> _Task to complete_: Give the entries back exactly, dropping each image.

----

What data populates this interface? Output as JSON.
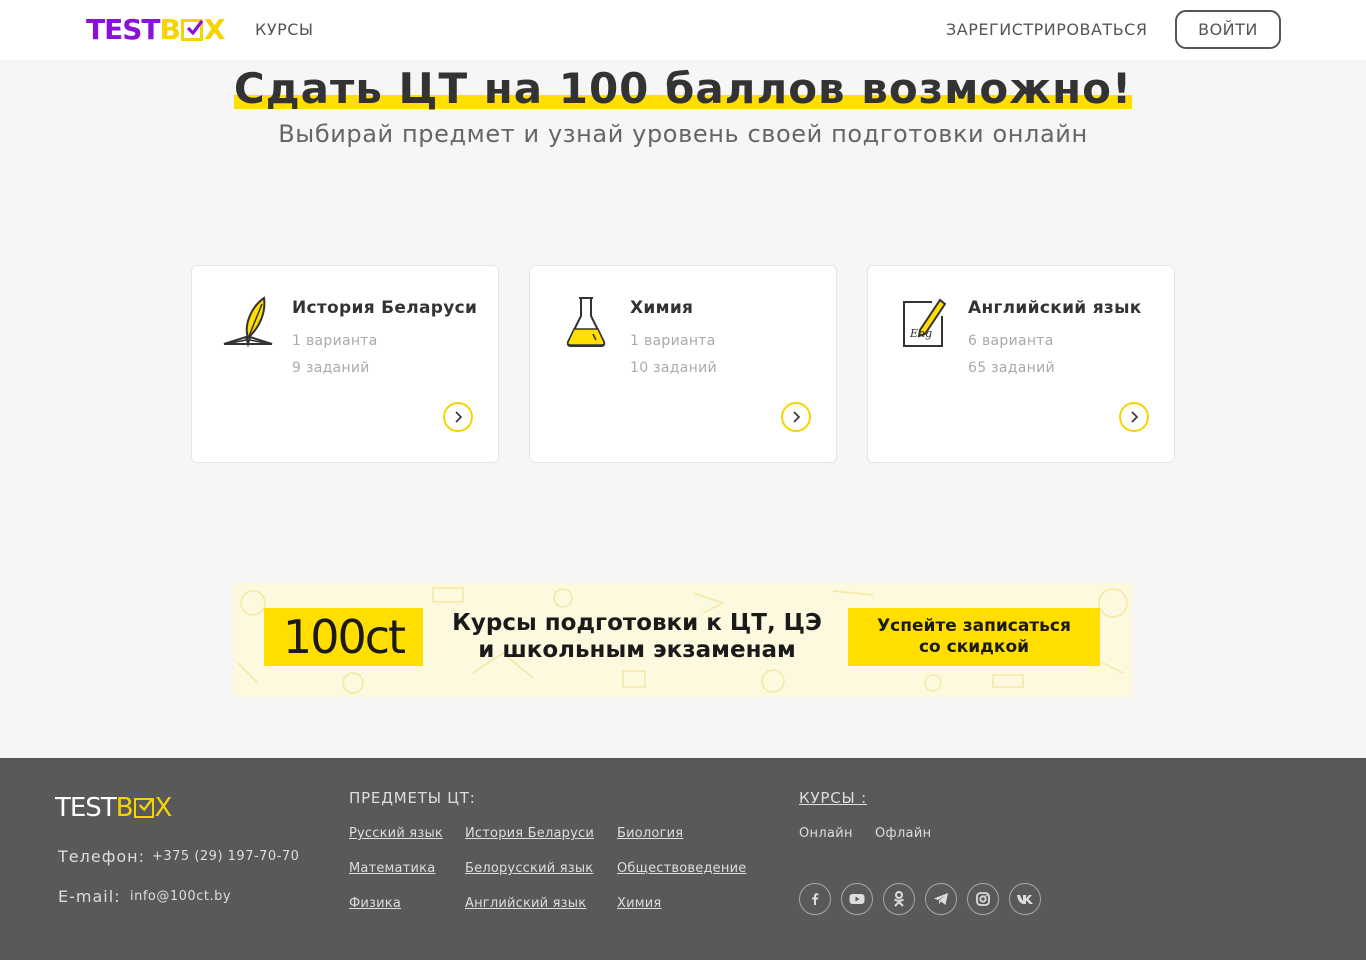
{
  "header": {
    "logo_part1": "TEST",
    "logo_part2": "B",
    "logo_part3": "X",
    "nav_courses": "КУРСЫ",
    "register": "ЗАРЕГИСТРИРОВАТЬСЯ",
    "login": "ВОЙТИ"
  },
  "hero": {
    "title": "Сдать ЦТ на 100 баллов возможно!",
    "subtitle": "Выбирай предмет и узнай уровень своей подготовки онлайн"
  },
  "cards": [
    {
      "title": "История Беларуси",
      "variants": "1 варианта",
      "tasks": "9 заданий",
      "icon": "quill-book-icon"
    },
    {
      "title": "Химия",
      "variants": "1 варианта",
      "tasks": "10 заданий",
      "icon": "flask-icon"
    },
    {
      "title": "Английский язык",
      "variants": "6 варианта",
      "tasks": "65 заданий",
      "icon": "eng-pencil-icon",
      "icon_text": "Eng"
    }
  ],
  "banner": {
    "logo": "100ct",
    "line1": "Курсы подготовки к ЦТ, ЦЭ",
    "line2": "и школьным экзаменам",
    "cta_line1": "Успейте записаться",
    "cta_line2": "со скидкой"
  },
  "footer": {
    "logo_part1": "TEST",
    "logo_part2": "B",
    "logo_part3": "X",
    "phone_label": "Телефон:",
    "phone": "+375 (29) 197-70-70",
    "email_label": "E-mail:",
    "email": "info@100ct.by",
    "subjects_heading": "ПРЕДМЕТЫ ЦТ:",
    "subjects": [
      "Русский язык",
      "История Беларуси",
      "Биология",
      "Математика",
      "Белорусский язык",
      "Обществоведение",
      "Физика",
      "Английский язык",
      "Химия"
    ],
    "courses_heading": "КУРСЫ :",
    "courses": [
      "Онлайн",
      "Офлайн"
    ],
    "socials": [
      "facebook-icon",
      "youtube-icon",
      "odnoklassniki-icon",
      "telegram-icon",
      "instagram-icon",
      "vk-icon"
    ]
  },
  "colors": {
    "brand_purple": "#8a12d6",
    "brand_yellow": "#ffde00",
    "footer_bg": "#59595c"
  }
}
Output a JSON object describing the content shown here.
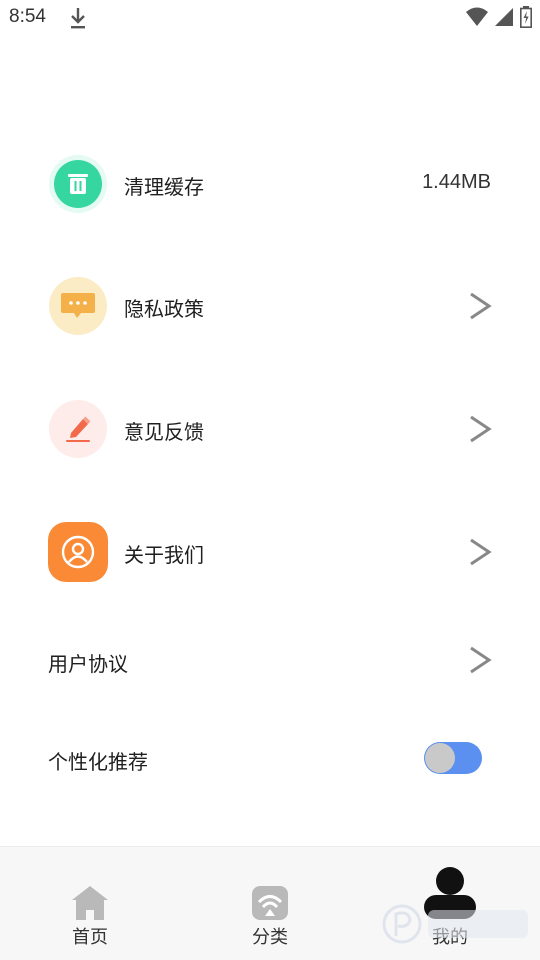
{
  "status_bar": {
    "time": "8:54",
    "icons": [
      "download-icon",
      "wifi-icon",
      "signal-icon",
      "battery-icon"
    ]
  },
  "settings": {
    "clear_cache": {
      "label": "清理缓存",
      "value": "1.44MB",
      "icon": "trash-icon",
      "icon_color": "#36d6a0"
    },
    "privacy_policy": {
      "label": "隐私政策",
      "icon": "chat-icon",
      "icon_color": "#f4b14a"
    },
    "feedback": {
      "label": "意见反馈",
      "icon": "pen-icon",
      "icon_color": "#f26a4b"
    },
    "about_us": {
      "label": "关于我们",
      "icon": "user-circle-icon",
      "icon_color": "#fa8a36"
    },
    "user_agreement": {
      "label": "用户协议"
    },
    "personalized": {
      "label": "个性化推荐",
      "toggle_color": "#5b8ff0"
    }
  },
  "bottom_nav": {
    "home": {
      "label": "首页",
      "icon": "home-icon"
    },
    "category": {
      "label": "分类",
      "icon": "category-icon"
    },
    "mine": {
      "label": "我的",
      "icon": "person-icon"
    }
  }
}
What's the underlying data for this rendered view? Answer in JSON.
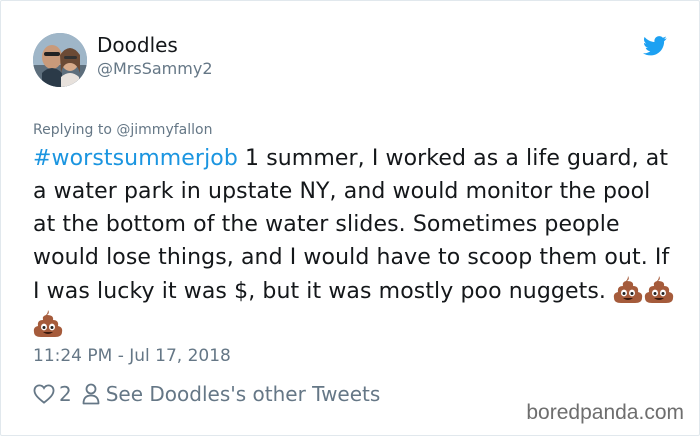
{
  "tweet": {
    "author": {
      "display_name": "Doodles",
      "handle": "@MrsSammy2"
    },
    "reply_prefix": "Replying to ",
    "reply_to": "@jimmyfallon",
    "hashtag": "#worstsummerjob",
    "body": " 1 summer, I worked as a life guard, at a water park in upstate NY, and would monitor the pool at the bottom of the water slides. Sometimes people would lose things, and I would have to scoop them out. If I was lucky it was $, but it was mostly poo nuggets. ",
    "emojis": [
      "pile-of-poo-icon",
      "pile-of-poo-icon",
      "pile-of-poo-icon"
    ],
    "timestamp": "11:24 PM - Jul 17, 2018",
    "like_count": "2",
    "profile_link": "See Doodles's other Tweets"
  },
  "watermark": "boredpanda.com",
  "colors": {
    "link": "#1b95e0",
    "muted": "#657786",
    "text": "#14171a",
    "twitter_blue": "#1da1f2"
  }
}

----

> _The output_:
What data populates this interface? Output as JSON.
{
  "header": {
    "logo_part1": "TEST",
    "logo_part2": "B",
    "logo_part3": "X",
    "nav_courses": "КУРСЫ",
    "register": "ЗАРЕГИСТРИРОВАТЬСЯ",
    "login": "ВОЙТИ"
  },
  "hero": {
    "title": "Сдать ЦТ на 100 баллов возможно!",
    "subtitle": "Выбирай предмет и узнай уровень своей подготовки онлайн"
  },
  "cards": [
    {
      "title": "История Беларуси",
      "variants": "1 варианта",
      "tasks": "9 заданий",
      "icon": "quill-book-icon"
    },
    {
      "title": "Химия",
      "variants": "1 варианта",
      "tasks": "10 заданий",
      "icon": "flask-icon"
    },
    {
      "title": "Английский язык",
      "variants": "6 варианта",
      "tasks": "65 заданий",
      "icon": "eng-pencil-icon",
      "icon_text": "Eng"
    }
  ],
  "banner": {
    "logo": "100ct",
    "line1": "Курсы подготовки к ЦТ, ЦЭ",
    "line2": "и школьным экзаменам",
    "cta_line1": "Успейте записаться",
    "cta_line2": "со скидкой"
  },
  "footer": {
    "logo_part1": "TEST",
    "logo_part2": "B",
    "logo_part3": "X",
    "phone_label": "Телефон:",
    "phone": "+375 (29) 197-70-70",
    "email_label": "E-mail:",
    "email": "info@100ct.by",
    "subjects_heading": "ПРЕДМЕТЫ ЦТ:",
    "subjects": [
      "Русский язык",
      "История Беларуси",
      "Биология",
      "Математика",
      "Белорусский язык",
      "Обществоведение",
      "Физика",
      "Английский язык",
      "Химия"
    ],
    "courses_heading": "КУРСЫ :",
    "courses": [
      "Онлайн",
      "Офлайн"
    ],
    "socials": [
      "facebook-icon",
      "youtube-icon",
      "odnoklassniki-icon",
      "telegram-icon",
      "instagram-icon",
      "vk-icon"
    ]
  },
  "colors": {
    "brand_purple": "#8a12d6",
    "brand_yellow": "#ffde00",
    "footer_bg": "#59595c"
  }
}
Output a JSON object describing the content shown here.
{
  "status_bar": {
    "time": "8:54",
    "icons": [
      "download-icon",
      "wifi-icon",
      "signal-icon",
      "battery-icon"
    ]
  },
  "settings": {
    "clear_cache": {
      "label": "清理缓存",
      "value": "1.44MB",
      "icon": "trash-icon",
      "icon_color": "#36d6a0"
    },
    "privacy_policy": {
      "label": "隐私政策",
      "icon": "chat-icon",
      "icon_color": "#f4b14a"
    },
    "feedback": {
      "label": "意见反馈",
      "icon": "pen-icon",
      "icon_color": "#f26a4b"
    },
    "about_us": {
      "label": "关于我们",
      "icon": "user-circle-icon",
      "icon_color": "#fa8a36"
    },
    "user_agreement": {
      "label": "用户协议"
    },
    "personalized": {
      "label": "个性化推荐",
      "toggle_color": "#5b8ff0"
    }
  },
  "bottom_nav": {
    "home": {
      "label": "首页",
      "icon": "home-icon"
    },
    "category": {
      "label": "分类",
      "icon": "category-icon"
    },
    "mine": {
      "label": "我的",
      "icon": "person-icon"
    }
  }
}
What's the underlying data for this rendered view? Answer in JSON.
{
  "tweet": {
    "author": {
      "display_name": "Doodles",
      "handle": "@MrsSammy2"
    },
    "reply_prefix": "Replying to ",
    "reply_to": "@jimmyfallon",
    "hashtag": "#worstsummerjob",
    "body": " 1 summer, I worked as a life guard, at a water park in upstate NY, and would monitor the pool at the bottom of the water slides. Sometimes people would lose things, and I would have to scoop them out. If I was lucky it was $, but it was mostly poo nuggets. ",
    "emojis": [
      "pile-of-poo-icon",
      "pile-of-poo-icon",
      "pile-of-poo-icon"
    ],
    "timestamp": "11:24 PM - Jul 17, 2018",
    "like_count": "2",
    "profile_link": "See Doodles's other Tweets"
  },
  "watermark": "boredpanda.com",
  "colors": {
    "link": "#1b95e0",
    "muted": "#657786",
    "text": "#14171a",
    "twitter_blue": "#1da1f2"
  }
}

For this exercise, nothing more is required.